*** Block opens ***

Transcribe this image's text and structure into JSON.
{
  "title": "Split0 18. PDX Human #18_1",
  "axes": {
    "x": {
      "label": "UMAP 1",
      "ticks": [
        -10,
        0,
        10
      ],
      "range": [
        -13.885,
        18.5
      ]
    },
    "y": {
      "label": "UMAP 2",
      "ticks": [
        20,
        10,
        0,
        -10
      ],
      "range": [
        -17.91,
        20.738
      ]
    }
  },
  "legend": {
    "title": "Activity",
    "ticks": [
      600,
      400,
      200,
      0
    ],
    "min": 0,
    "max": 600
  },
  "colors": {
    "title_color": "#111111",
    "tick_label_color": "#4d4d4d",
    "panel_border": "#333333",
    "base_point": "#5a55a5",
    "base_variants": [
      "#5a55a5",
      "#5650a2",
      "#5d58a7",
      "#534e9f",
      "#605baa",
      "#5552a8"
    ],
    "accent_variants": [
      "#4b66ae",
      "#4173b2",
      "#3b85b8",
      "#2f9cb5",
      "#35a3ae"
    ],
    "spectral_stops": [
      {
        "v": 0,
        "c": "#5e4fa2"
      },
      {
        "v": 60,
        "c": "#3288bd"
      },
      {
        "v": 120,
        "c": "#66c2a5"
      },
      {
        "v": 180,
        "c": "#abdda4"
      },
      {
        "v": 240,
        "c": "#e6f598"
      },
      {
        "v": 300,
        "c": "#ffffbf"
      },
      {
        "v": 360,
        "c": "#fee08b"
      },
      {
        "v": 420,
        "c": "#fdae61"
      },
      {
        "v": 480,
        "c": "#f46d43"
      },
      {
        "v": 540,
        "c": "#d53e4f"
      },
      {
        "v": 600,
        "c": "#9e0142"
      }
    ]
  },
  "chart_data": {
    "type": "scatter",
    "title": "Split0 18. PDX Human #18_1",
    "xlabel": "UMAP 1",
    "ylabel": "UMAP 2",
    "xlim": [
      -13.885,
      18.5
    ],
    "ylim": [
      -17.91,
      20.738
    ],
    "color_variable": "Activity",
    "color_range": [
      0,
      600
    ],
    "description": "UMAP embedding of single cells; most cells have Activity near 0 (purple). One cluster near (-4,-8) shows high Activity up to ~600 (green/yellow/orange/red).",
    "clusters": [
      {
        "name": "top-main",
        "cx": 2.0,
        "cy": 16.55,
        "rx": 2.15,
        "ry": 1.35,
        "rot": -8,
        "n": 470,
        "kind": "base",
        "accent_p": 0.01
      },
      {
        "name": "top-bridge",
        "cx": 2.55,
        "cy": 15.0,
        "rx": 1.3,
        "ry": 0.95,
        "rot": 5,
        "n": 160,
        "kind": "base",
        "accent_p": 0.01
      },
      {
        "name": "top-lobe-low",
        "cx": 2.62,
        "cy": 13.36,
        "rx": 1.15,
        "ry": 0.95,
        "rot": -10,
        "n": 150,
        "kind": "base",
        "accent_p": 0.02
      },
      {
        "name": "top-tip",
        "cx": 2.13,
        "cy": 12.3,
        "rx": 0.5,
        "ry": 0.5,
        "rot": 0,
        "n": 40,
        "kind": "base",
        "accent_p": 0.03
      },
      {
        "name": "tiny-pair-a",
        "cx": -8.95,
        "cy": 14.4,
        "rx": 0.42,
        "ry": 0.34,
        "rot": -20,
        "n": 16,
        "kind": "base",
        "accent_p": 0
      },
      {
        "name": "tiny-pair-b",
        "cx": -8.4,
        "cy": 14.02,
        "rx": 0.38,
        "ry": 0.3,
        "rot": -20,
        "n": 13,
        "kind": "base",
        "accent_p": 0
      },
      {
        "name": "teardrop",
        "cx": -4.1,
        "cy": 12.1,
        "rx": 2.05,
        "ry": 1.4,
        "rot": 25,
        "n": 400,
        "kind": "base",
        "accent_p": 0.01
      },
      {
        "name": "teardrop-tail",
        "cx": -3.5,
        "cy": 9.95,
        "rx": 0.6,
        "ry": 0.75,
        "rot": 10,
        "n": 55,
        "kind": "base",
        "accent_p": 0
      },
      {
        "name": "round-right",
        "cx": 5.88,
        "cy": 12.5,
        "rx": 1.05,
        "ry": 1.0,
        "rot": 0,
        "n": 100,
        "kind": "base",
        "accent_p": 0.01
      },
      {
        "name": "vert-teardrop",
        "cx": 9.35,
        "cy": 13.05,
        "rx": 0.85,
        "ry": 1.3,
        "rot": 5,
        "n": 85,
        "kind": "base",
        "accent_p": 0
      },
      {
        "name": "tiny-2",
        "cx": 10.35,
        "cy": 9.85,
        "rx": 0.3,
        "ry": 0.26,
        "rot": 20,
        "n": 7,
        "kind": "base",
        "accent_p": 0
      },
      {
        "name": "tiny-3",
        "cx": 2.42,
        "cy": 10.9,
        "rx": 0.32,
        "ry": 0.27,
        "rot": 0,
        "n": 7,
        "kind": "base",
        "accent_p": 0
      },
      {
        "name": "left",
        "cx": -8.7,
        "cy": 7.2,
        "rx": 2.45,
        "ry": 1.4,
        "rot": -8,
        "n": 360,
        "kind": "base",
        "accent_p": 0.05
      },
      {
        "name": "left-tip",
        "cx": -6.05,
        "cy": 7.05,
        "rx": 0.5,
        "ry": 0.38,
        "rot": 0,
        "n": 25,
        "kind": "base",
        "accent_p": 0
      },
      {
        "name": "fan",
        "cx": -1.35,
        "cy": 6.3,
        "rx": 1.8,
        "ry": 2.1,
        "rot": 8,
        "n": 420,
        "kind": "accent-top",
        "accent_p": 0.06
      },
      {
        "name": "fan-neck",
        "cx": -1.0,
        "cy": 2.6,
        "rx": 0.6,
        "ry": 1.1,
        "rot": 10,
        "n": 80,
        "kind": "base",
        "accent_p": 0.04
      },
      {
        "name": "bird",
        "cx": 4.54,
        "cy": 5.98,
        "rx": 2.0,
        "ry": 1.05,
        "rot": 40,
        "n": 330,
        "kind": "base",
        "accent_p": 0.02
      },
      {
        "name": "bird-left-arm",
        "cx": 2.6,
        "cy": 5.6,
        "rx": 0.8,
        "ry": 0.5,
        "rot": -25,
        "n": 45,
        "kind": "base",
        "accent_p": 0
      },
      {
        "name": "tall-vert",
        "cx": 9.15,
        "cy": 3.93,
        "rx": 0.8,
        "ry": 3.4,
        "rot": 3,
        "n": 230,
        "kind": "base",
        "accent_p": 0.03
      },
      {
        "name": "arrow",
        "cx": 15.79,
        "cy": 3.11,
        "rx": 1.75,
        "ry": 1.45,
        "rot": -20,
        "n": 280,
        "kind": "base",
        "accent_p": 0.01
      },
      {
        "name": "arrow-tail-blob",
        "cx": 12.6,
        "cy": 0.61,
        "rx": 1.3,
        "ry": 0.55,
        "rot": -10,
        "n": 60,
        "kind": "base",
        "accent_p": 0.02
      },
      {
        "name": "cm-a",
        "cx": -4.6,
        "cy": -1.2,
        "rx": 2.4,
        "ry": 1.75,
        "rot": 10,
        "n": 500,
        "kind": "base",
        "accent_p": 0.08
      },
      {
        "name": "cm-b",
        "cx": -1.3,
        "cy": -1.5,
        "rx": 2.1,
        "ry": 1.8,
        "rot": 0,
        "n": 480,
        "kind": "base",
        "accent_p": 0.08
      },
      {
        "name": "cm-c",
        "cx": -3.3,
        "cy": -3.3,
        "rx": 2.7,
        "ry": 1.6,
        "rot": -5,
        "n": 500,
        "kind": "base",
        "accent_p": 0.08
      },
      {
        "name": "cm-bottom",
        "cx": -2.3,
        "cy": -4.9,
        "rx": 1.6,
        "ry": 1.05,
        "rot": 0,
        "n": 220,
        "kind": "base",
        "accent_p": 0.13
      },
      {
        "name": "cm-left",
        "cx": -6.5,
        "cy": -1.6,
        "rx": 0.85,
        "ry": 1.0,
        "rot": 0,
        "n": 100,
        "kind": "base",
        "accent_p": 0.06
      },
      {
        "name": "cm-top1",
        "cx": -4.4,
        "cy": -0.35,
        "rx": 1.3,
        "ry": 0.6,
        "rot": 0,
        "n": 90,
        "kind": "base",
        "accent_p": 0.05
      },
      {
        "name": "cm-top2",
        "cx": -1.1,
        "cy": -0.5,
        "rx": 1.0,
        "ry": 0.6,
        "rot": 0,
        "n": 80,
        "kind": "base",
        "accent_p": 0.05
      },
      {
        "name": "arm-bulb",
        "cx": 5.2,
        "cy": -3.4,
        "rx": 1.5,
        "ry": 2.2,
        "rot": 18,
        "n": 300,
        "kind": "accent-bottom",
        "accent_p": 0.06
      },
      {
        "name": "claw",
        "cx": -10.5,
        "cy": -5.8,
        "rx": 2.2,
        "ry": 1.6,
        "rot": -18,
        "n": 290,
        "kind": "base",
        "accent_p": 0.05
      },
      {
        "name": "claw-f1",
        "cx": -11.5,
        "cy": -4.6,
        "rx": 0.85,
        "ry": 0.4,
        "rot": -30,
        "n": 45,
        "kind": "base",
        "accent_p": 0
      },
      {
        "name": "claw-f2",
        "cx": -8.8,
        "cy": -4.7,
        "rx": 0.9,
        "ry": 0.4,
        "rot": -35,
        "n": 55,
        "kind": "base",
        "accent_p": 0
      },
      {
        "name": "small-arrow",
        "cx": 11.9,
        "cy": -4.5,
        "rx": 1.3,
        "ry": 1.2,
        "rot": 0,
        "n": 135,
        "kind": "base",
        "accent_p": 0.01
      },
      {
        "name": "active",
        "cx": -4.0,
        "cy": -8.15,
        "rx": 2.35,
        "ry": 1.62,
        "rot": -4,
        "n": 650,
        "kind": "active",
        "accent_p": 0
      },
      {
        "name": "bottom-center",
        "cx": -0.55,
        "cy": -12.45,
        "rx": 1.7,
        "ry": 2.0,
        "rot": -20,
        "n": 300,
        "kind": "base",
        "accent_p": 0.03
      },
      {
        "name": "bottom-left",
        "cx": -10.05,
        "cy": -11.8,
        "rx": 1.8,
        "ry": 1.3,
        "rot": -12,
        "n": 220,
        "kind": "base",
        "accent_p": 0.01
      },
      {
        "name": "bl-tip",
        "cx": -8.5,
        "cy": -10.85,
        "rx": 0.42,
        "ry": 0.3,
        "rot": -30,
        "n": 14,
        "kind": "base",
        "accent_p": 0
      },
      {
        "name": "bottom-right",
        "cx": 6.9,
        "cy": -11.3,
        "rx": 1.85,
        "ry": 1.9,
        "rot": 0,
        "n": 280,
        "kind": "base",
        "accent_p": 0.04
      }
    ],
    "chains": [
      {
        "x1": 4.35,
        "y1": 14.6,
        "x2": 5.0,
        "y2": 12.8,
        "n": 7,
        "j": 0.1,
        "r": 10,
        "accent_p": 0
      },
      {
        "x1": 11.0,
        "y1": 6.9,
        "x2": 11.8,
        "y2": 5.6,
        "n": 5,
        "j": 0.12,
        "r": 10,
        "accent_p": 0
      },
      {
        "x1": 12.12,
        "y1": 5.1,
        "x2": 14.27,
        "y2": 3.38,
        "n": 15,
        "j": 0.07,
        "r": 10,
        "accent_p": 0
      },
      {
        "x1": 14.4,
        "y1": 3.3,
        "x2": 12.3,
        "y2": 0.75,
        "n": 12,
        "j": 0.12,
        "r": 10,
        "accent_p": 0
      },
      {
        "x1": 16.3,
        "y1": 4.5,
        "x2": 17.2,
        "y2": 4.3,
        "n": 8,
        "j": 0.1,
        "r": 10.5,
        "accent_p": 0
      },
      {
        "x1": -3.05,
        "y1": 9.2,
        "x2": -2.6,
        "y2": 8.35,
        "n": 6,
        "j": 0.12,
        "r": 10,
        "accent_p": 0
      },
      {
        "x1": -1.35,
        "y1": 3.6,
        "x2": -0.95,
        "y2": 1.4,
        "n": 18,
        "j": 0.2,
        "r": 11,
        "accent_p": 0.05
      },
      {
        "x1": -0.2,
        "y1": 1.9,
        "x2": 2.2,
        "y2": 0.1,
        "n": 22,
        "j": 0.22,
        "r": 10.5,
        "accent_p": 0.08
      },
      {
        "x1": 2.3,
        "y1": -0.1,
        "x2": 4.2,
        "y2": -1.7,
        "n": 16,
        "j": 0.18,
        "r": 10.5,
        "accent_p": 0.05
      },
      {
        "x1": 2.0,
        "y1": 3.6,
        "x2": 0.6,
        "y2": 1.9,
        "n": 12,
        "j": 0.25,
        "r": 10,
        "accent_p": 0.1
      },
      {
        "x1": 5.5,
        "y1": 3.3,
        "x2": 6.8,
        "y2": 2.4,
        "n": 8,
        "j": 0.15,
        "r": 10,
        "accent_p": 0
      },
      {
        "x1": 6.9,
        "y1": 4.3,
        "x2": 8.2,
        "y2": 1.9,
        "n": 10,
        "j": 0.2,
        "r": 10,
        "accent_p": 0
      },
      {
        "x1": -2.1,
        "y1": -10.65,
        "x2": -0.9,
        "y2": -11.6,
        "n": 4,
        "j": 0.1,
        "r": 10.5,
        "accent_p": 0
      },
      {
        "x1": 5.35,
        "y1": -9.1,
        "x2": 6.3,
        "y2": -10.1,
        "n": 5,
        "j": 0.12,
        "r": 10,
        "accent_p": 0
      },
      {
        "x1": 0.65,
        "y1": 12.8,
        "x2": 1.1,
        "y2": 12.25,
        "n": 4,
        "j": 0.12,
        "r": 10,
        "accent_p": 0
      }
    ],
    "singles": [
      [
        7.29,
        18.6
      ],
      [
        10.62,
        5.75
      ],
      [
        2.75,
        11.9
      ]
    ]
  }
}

*** Block closes ***

• [Exercise] For the word "arrow", show every line of the entries that holds it.

• [Solution to the exercise]
        "name": "arrow",
        "name": "arrow-tail-blob",
        "name": "small-arrow",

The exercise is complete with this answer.